#### PROBLEM TO SOLVE
From the records, pick out and copy each line containing "Sales".

»»

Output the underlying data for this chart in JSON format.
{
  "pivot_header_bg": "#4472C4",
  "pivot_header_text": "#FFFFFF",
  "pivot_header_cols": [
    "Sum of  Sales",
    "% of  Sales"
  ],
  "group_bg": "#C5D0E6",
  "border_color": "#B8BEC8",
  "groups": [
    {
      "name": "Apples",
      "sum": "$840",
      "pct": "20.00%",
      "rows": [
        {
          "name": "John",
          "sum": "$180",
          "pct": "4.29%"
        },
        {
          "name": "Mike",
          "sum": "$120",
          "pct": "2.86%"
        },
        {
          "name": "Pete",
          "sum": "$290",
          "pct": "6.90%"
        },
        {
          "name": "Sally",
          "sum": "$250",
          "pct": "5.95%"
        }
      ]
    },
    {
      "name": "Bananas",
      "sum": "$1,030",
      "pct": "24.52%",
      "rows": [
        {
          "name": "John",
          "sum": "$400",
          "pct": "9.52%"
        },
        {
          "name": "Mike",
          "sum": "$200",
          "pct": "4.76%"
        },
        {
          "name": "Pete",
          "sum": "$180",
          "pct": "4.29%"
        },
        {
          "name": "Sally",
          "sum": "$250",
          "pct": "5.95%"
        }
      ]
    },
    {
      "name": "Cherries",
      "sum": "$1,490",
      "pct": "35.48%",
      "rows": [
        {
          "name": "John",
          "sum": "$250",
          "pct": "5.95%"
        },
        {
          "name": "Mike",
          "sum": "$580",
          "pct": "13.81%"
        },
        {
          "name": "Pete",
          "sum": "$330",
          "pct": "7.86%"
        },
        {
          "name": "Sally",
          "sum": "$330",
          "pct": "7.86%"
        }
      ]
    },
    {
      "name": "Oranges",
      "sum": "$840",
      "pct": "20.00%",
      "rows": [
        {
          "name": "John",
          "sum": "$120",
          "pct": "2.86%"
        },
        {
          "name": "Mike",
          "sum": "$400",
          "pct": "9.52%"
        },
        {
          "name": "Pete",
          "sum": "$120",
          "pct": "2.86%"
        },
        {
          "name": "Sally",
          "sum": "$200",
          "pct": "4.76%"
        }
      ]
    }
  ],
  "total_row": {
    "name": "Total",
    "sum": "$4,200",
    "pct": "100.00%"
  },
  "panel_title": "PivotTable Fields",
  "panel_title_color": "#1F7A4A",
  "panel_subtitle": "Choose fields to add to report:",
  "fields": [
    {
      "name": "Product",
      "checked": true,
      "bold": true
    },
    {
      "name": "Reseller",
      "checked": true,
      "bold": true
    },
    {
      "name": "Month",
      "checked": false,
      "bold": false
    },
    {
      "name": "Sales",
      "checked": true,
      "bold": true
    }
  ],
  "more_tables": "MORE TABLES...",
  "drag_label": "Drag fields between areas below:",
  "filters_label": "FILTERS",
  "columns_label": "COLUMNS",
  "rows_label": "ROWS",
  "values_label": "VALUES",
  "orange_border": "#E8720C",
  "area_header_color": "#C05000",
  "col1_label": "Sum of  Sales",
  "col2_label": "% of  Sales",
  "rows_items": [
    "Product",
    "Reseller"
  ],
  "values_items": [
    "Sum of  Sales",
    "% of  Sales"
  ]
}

««

#### TASK RESPONSE
    "Sum of  Sales",
    "% of  Sales"
      "name": "Sales",
  "col1_label": "Sum of  Sales",
  "col2_label": "% of  Sales",
    "Sum of  Sales",
    "% of  Sales"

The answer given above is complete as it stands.